Stored data —
═══

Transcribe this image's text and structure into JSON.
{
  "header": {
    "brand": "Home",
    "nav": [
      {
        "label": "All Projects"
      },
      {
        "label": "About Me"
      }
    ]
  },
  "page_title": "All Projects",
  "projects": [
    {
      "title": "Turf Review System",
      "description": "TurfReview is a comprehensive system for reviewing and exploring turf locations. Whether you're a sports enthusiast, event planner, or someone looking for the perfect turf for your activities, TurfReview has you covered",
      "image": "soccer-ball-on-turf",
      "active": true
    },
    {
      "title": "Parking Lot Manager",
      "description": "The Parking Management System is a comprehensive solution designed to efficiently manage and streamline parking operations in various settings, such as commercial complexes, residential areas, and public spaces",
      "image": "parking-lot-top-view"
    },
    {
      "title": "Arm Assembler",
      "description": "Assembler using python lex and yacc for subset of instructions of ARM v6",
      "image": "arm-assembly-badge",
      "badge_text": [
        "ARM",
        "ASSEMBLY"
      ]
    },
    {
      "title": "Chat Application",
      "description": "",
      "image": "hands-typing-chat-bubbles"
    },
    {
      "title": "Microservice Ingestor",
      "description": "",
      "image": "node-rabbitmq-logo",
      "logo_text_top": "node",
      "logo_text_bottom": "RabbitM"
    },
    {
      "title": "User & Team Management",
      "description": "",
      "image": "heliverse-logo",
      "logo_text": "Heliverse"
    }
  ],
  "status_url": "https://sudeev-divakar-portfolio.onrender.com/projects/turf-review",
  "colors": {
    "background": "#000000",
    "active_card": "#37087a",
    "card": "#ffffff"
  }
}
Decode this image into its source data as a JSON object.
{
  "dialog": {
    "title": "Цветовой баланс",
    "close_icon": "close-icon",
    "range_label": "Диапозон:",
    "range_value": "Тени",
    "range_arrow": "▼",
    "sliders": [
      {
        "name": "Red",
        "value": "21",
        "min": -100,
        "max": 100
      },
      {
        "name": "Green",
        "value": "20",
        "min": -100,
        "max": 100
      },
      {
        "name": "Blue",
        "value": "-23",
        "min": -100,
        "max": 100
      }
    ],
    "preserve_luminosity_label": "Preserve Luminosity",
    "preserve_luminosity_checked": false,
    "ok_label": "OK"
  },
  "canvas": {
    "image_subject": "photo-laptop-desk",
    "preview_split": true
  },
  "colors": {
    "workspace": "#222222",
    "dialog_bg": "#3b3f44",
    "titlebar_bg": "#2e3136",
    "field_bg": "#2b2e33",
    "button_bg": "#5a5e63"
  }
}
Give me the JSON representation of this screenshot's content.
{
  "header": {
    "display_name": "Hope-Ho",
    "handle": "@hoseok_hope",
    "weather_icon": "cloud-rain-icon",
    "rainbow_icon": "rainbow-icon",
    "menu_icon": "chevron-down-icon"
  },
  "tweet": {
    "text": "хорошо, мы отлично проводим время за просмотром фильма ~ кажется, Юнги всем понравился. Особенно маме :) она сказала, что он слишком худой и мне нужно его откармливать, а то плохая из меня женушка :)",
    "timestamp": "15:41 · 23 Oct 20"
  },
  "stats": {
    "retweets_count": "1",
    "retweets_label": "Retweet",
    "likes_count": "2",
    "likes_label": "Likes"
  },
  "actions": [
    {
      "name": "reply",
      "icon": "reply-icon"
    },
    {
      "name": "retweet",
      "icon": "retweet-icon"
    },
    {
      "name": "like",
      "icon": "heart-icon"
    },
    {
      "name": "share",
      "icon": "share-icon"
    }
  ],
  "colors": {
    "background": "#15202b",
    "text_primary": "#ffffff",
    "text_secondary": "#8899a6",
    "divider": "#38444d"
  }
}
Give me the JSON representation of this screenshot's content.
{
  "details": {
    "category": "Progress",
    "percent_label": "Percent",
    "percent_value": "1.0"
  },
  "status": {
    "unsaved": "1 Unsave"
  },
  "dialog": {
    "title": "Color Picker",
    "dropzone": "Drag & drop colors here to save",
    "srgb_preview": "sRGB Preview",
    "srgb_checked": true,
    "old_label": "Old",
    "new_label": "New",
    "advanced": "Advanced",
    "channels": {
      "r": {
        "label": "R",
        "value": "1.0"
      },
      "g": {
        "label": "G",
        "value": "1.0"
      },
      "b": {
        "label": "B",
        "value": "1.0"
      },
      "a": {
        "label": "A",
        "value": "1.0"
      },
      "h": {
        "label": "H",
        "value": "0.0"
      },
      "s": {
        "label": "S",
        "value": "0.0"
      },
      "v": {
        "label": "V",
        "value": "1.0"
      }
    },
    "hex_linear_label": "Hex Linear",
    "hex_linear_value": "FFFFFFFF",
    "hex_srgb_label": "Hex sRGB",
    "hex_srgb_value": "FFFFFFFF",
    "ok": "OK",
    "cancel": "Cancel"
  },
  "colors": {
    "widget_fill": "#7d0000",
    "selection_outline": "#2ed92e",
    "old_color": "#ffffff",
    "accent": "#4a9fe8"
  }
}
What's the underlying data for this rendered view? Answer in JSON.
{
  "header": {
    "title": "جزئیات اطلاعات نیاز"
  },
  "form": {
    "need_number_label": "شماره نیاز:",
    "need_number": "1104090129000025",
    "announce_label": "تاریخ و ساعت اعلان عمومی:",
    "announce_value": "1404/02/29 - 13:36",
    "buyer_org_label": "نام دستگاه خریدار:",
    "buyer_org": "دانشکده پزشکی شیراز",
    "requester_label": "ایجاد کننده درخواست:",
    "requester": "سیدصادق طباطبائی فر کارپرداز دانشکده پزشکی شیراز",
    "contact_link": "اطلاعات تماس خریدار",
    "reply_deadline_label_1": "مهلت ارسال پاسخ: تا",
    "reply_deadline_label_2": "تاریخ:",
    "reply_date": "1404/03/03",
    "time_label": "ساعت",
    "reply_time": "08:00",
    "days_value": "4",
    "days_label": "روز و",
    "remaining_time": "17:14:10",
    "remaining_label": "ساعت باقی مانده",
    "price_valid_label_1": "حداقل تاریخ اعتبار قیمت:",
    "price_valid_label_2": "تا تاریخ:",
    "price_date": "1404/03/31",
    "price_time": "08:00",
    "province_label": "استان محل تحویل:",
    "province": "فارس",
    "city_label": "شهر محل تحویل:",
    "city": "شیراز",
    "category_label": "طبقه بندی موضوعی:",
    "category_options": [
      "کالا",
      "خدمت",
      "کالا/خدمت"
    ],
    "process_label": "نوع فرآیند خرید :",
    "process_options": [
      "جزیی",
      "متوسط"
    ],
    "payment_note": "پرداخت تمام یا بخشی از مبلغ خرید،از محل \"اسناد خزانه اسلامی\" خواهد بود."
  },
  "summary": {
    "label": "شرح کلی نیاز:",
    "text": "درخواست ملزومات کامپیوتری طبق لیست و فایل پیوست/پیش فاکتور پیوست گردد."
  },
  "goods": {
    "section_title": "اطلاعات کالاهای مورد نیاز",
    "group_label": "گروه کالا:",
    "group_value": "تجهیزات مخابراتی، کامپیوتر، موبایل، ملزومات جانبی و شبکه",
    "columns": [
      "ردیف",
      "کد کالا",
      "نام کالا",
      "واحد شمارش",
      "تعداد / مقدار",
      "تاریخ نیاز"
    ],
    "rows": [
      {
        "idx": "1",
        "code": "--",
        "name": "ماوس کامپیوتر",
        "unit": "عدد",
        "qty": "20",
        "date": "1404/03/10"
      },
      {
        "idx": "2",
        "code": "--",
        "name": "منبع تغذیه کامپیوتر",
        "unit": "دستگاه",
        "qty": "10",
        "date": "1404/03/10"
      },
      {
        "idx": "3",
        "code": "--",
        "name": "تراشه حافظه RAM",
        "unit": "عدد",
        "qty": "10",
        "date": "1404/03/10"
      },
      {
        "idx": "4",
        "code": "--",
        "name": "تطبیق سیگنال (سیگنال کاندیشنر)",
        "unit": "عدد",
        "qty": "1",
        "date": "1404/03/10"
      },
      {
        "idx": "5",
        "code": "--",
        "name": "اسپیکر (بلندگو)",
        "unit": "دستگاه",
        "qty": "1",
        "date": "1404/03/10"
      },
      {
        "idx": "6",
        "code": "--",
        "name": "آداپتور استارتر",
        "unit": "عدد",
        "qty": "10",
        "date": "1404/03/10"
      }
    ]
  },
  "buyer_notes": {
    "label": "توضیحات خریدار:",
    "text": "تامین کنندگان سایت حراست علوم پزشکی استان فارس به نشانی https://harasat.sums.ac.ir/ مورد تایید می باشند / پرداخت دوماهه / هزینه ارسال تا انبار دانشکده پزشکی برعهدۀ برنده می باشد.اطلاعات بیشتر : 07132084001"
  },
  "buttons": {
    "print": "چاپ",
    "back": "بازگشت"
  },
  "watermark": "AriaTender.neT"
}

═══

Do this —
Tally the lines containing "شیراز". Provide the number without any other words.

Expected answer —
3